All of the data below should be written out exactly.

* * * *

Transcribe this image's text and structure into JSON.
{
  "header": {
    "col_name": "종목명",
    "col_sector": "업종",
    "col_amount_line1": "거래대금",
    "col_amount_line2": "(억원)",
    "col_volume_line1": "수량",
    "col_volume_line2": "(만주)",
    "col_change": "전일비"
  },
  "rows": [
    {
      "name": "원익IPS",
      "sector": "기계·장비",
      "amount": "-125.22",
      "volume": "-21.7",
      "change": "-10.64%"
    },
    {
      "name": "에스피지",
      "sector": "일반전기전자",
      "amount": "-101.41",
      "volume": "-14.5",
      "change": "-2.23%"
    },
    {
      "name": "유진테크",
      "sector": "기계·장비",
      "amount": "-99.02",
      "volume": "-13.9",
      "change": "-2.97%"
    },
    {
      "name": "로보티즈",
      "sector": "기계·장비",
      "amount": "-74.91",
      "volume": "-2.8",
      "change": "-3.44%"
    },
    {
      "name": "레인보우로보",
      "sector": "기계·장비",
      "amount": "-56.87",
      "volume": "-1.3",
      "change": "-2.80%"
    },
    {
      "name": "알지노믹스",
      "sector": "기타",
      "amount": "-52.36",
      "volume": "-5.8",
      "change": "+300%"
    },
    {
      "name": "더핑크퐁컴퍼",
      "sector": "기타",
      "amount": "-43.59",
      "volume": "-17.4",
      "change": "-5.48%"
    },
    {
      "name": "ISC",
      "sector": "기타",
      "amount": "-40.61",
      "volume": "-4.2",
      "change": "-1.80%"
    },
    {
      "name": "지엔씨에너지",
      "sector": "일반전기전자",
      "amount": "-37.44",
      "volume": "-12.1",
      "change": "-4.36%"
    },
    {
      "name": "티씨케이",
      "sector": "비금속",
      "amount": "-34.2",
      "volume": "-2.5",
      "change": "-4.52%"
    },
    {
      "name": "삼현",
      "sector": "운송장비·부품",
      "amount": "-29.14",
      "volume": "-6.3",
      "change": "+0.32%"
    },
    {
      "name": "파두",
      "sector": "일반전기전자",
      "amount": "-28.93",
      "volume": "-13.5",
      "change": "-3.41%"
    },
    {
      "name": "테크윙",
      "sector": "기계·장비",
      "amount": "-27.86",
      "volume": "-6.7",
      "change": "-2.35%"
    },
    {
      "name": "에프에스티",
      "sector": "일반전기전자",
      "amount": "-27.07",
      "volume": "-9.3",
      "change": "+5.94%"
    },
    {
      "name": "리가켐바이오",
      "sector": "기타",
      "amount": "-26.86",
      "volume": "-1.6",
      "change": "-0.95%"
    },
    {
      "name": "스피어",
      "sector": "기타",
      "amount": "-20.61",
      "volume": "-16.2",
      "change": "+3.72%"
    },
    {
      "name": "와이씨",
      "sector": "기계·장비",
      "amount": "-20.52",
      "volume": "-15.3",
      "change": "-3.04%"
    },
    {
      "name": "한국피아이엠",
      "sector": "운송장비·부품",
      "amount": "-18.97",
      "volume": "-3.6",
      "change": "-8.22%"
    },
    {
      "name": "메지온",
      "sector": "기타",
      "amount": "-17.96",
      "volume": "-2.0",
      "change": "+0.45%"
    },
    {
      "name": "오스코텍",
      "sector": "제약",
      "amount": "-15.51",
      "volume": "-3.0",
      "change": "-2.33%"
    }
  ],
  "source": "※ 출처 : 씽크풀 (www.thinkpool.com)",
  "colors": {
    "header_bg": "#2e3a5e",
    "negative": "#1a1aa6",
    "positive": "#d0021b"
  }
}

* * * *

Final result:
Transcribe this image's text and structure into JSON.
{
  "header": {
    "col_name": "종목명",
    "col_sector": "업종",
    "col_amount_line1": "거래대금",
    "col_amount_line2": "(억원)",
    "col_volume_line1": "수량",
    "col_volume_line2": "(만주)",
    "col_change": "전일비"
  },
  "rows": [
    {
      "name": "원익IPS",
      "sector": "기계·장비",
      "amount": "-125.22",
      "volume": "-21.7",
      "change": "-10.64%"
    },
    {
      "name": "에스피지",
      "sector": "일반전기전자",
      "amount": "-101.41",
      "volume": "-14.5",
      "change": "-2.23%"
    },
    {
      "name": "유진테크",
      "sector": "기계·장비",
      "amount": "-99.02",
      "volume": "-13.9",
      "change": "-2.97%"
    },
    {
      "name": "로보티즈",
      "sector": "기계·장비",
      "amount": "-74.91",
      "volume": "-2.8",
      "change": "-3.44%"
    },
    {
      "name": "레인보우로보",
      "sector": "기계·장비",
      "amount": "-56.87",
      "volume": "-1.3",
      "change": "-2.80%"
    },
    {
      "name": "알지노믹스",
      "sector": "기타",
      "amount": "-52.36",
      "volume": "-5.8",
      "change": "+300%"
    },
    {
      "name": "더핑크퐁컴퍼",
      "sector": "기타",
      "amount": "-43.59",
      "volume": "-17.4",
      "change": "-5.48%"
    },
    {
      "name": "ISC",
      "sector": "기타",
      "amount": "-40.61",
      "volume": "-4.2",
      "change": "-1.80%"
    },
    {
      "name": "지엔씨에너지",
      "sector": "일반전기전자",
      "amount": "-37.44",
      "volume": "-12.1",
      "change": "-4.36%"
    },
    {
      "name": "티씨케이",
      "sector": "비금속",
      "amount": "-34.2",
      "volume": "-2.5",
      "change": "-4.52%"
    },
    {
      "name": "삼현",
      "sector": "운송장비·부품",
      "amount": "-29.14",
      "volume": "-6.3",
      "change": "+0.32%"
    },
    {
      "name": "파두",
      "sector": "일반전기전자",
      "amount": "-28.93",
      "volume": "-13.5",
      "change": "-3.41%"
    },
    {
      "name": "테크윙",
      "sector": "기계·장비",
      "amount": "-27.86",
      "volume": "-6.7",
      "change": "-2.35%"
    },
    {
      "name": "에프에스티",
      "sector": "일반전기전자",
      "amount": "-27.07",
      "volume": "-9.3",
      "change": "+5.94%"
    },
    {
      "name": "리가켐바이오",
      "sector": "기타",
      "amount": "-26.86",
      "volume": "-1.6",
      "change": "-0.95%"
    },
    {
      "name": "스피어",
      "sector": "기타",
      "amount": "-20.61",
      "volume": "-16.2",
      "change": "+3.72%"
    },
    {
      "name": "와이씨",
      "sector": "기계·장비",
      "amount": "-20.52",
      "volume": "-15.3",
      "change": "-3.04%"
    },
    {
      "name": "한국피아이엠",
      "sector": "운송장비·부품",
      "amount": "-18.97",
      "volume": "-3.6",
      "change": "-8.22%"
    },
    {
      "name": "메지온",
      "sector": "기타",
      "amount": "-17.96",
      "volume": "-2.0",
      "change": "+0.45%"
    },
    {
      "name": "오스코텍",
      "sector": "제약",
      "amount": "-15.51",
      "volume": "-3.0",
      "change": "-2.33%"
    }
  ],
  "source": "※ 출처 : 씽크풀 (www.thinkpool.com)",
  "colors": {
    "header_bg": "#2e3a5e",
    "negative": "#1a1aa6",
    "positive": "#d0021b"
  }
}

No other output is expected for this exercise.